**Written instruction:** Set out every line bearing the string "caption".

## START

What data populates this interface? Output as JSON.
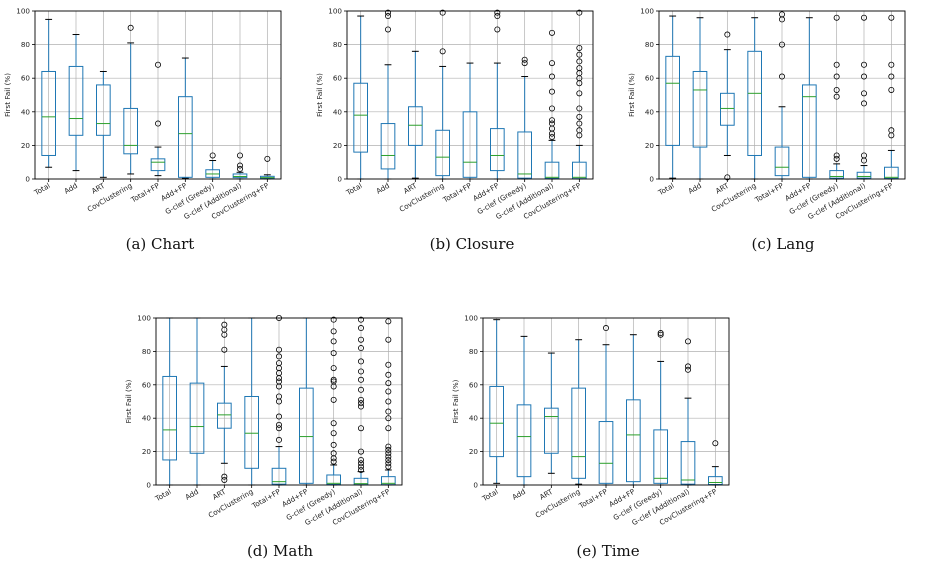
{
  "colors": {
    "box": "#1f77b4",
    "median": "#2ca02c",
    "grid": "#b0b0b0",
    "axis": "#000000"
  },
  "chart_data": [
    {
      "type": "box",
      "caption": "(a)  Chart",
      "ylabel": "First Fail (%)",
      "ylim": [
        0,
        100
      ],
      "yticks": [
        0,
        20,
        40,
        60,
        80,
        100
      ],
      "grid": true,
      "categories": [
        "Total",
        "Add",
        "ART",
        "CovClustering",
        "Total+FP",
        "Add+FP",
        "G-clef (Greedy)",
        "G-clef (Additional)",
        "CovClustering+FP"
      ],
      "series": [
        {
          "q1": 14,
          "median": 37,
          "q3": 64,
          "lo": 7,
          "hi": 95,
          "outliers": []
        },
        {
          "q1": 26,
          "median": 36,
          "q3": 67,
          "lo": 5,
          "hi": 86,
          "outliers": []
        },
        {
          "q1": 26,
          "median": 33,
          "q3": 56,
          "lo": 1,
          "hi": 64,
          "outliers": []
        },
        {
          "q1": 15,
          "median": 20,
          "q3": 42,
          "lo": 3,
          "hi": 81,
          "outliers": [
            90
          ]
        },
        {
          "q1": 5,
          "median": 10,
          "q3": 12,
          "lo": 2,
          "hi": 19,
          "outliers": [
            33,
            68
          ]
        },
        {
          "q1": 1,
          "median": 27,
          "q3": 49,
          "lo": 0.5,
          "hi": 72,
          "outliers": []
        },
        {
          "q1": 1,
          "median": 3,
          "q3": 5.5,
          "lo": 0,
          "hi": 11,
          "outliers": [
            14
          ]
        },
        {
          "q1": 0.8,
          "median": 1.5,
          "q3": 3,
          "lo": 0,
          "hi": 4,
          "outliers": [
            6,
            8,
            14
          ]
        },
        {
          "q1": 0.4,
          "median": 0.8,
          "q3": 1.6,
          "lo": 0,
          "hi": 2.5,
          "outliers": [
            12
          ]
        }
      ]
    },
    {
      "type": "box",
      "caption": "(b)  Closure",
      "ylabel": "First Fail (%)",
      "ylim": [
        0,
        100
      ],
      "yticks": [
        0,
        20,
        40,
        60,
        80,
        100
      ],
      "grid": true,
      "categories": [
        "Total",
        "Add",
        "ART",
        "CovClustering",
        "Total+FP",
        "Add+FP",
        "G-clef (Greedy)",
        "G-clef (Additional)",
        "CovClustering+FP"
      ],
      "series": [
        {
          "q1": 16,
          "median": 38,
          "q3": 57,
          "lo": 0,
          "hi": 97,
          "outliers": []
        },
        {
          "q1": 6,
          "median": 14,
          "q3": 33,
          "lo": 0,
          "hi": 68,
          "outliers": [
            89,
            97,
            99
          ]
        },
        {
          "q1": 20,
          "median": 32,
          "q3": 43,
          "lo": 0.5,
          "hi": 76,
          "outliers": []
        },
        {
          "q1": 2,
          "median": 13,
          "q3": 29,
          "lo": 0,
          "hi": 67,
          "outliers": [
            76,
            99
          ]
        },
        {
          "q1": 1,
          "median": 10,
          "q3": 40,
          "lo": 0,
          "hi": 69,
          "outliers": []
        },
        {
          "q1": 5,
          "median": 14,
          "q3": 30,
          "lo": 0,
          "hi": 69,
          "outliers": [
            89,
            97,
            99
          ]
        },
        {
          "q1": 0.5,
          "median": 3,
          "q3": 28,
          "lo": 0,
          "hi": 61,
          "outliers": [
            69,
            71
          ]
        },
        {
          "q1": 0.3,
          "median": 1,
          "q3": 10,
          "lo": 0,
          "hi": 23,
          "outliers": [
            25,
            27,
            30,
            33,
            35,
            42,
            52,
            61,
            69,
            87
          ]
        },
        {
          "q1": 0.2,
          "median": 1,
          "q3": 10,
          "lo": 0,
          "hi": 20,
          "outliers": [
            26,
            29,
            33,
            37,
            42,
            51,
            57,
            60,
            63,
            66,
            70,
            74,
            78,
            99
          ]
        }
      ]
    },
    {
      "type": "box",
      "caption": "(c)  Lang",
      "ylabel": "First Fail (%)",
      "ylim": [
        0,
        100
      ],
      "yticks": [
        0,
        20,
        40,
        60,
        80,
        100
      ],
      "grid": true,
      "categories": [
        "Total",
        "Add",
        "ART",
        "CovClustering",
        "Total+FP",
        "Add+FP",
        "G-clef (Greedy)",
        "G-clef (Additional)",
        "CovClustering+FP"
      ],
      "series": [
        {
          "q1": 20,
          "median": 57,
          "q3": 73,
          "lo": 0.5,
          "hi": 97,
          "outliers": []
        },
        {
          "q1": 19,
          "median": 53,
          "q3": 64,
          "lo": 0,
          "hi": 96,
          "outliers": []
        },
        {
          "q1": 32,
          "median": 42,
          "q3": 51,
          "lo": 14,
          "hi": 77,
          "outliers": [
            1,
            86
          ]
        },
        {
          "q1": 14,
          "median": 51,
          "q3": 76,
          "lo": 0,
          "hi": 96,
          "outliers": []
        },
        {
          "q1": 2,
          "median": 7,
          "q3": 19,
          "lo": 0,
          "hi": 43,
          "outliers": [
            61,
            80,
            95,
            98
          ]
        },
        {
          "q1": 1,
          "median": 49,
          "q3": 56,
          "lo": 0,
          "hi": 96,
          "outliers": []
        },
        {
          "q1": 0.5,
          "median": 1.5,
          "q3": 5,
          "lo": 0,
          "hi": 9,
          "outliers": [
            12,
            14,
            49,
            53,
            61,
            68,
            96
          ]
        },
        {
          "q1": 0.5,
          "median": 1.5,
          "q3": 4,
          "lo": 0,
          "hi": 8,
          "outliers": [
            11,
            14,
            45,
            51,
            61,
            68,
            96
          ]
        },
        {
          "q1": 0.3,
          "median": 1,
          "q3": 7,
          "lo": 0,
          "hi": 17,
          "outliers": [
            26,
            29,
            53,
            61,
            68,
            96
          ]
        }
      ]
    },
    {
      "type": "box",
      "caption": "(d)  Math",
      "ylabel": "First Fail (%)",
      "ylim": [
        0,
        100
      ],
      "yticks": [
        0,
        20,
        40,
        60,
        80,
        100
      ],
      "grid": true,
      "categories": [
        "Total",
        "Add",
        "ART",
        "CovClustering",
        "Total+FP",
        "Add+FP",
        "G-clef (Greedy)",
        "G-clef (Additional)",
        "CovClustering+FP"
      ],
      "series": [
        {
          "q1": 15,
          "median": 33,
          "q3": 65,
          "lo": 0,
          "hi": 100,
          "outliers": []
        },
        {
          "q1": 19,
          "median": 35,
          "q3": 61,
          "lo": 0,
          "hi": 100,
          "outliers": []
        },
        {
          "q1": 34,
          "median": 42,
          "q3": 49,
          "lo": 13,
          "hi": 71,
          "outliers": [
            3,
            5,
            81,
            90,
            93,
            96
          ]
        },
        {
          "q1": 10,
          "median": 31,
          "q3": 53,
          "lo": 0,
          "hi": 100,
          "outliers": []
        },
        {
          "q1": 0.5,
          "median": 2,
          "q3": 10,
          "lo": 0,
          "hi": 23,
          "outliers": [
            27,
            34,
            36,
            41,
            50,
            53,
            59,
            62,
            64,
            67,
            70,
            73,
            77,
            81,
            100
          ]
        },
        {
          "q1": 1,
          "median": 29,
          "q3": 58,
          "lo": 0,
          "hi": 100,
          "outliers": []
        },
        {
          "q1": 0.3,
          "median": 1,
          "q3": 6,
          "lo": 0,
          "hi": 12,
          "outliers": [
            14,
            16,
            19,
            24,
            31,
            37,
            51,
            59,
            62,
            63,
            70,
            79,
            86,
            92,
            99
          ]
        },
        {
          "q1": 0.2,
          "median": 0.8,
          "q3": 4,
          "lo": 0,
          "hi": 8,
          "outliers": [
            9,
            11,
            13,
            15,
            20,
            34,
            47,
            49,
            51,
            57,
            63,
            68,
            74,
            82,
            87,
            94,
            99
          ]
        },
        {
          "q1": 0.2,
          "median": 1,
          "q3": 5,
          "lo": 0,
          "hi": 9,
          "outliers": [
            11,
            13,
            15,
            17,
            19,
            21,
            23,
            34,
            40,
            44,
            50,
            56,
            61,
            66,
            72,
            87,
            98
          ]
        }
      ]
    },
    {
      "type": "box",
      "caption": "(e)  Time",
      "ylabel": "First Fail (%)",
      "ylim": [
        0,
        100
      ],
      "yticks": [
        0,
        20,
        40,
        60,
        80,
        100
      ],
      "grid": true,
      "categories": [
        "Total",
        "Add",
        "ART",
        "CovClustering",
        "Total+FP",
        "Add+FP",
        "G-clef (Greedy)",
        "G-clef (Additional)",
        "CovClustering+FP"
      ],
      "series": [
        {
          "q1": 17,
          "median": 37,
          "q3": 59,
          "lo": 1,
          "hi": 99,
          "outliers": []
        },
        {
          "q1": 5,
          "median": 29,
          "q3": 48,
          "lo": 0,
          "hi": 89,
          "outliers": []
        },
        {
          "q1": 19,
          "median": 41,
          "q3": 46,
          "lo": 7,
          "hi": 79,
          "outliers": []
        },
        {
          "q1": 4,
          "median": 17,
          "q3": 58,
          "lo": 0.5,
          "hi": 87,
          "outliers": []
        },
        {
          "q1": 1,
          "median": 13,
          "q3": 38,
          "lo": 0,
          "hi": 84,
          "outliers": [
            94
          ]
        },
        {
          "q1": 2,
          "median": 30,
          "q3": 51,
          "lo": 0,
          "hi": 90,
          "outliers": []
        },
        {
          "q1": 1,
          "median": 4,
          "q3": 33,
          "lo": 0,
          "hi": 74,
          "outliers": [
            90,
            91
          ]
        },
        {
          "q1": 0.5,
          "median": 3,
          "q3": 26,
          "lo": 0,
          "hi": 52,
          "outliers": [
            69,
            71,
            86
          ]
        },
        {
          "q1": 0.3,
          "median": 1.5,
          "q3": 5,
          "lo": 0,
          "hi": 11,
          "outliers": [
            25
          ]
        }
      ]
    }
  ]
}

## END

**Solution:**
      "caption": "(a)  Chart",
      "caption": "(b)  Closure",
      "caption": "(c)  Lang",
      "caption": "(d)  Math",
      "caption": "(e)  Time",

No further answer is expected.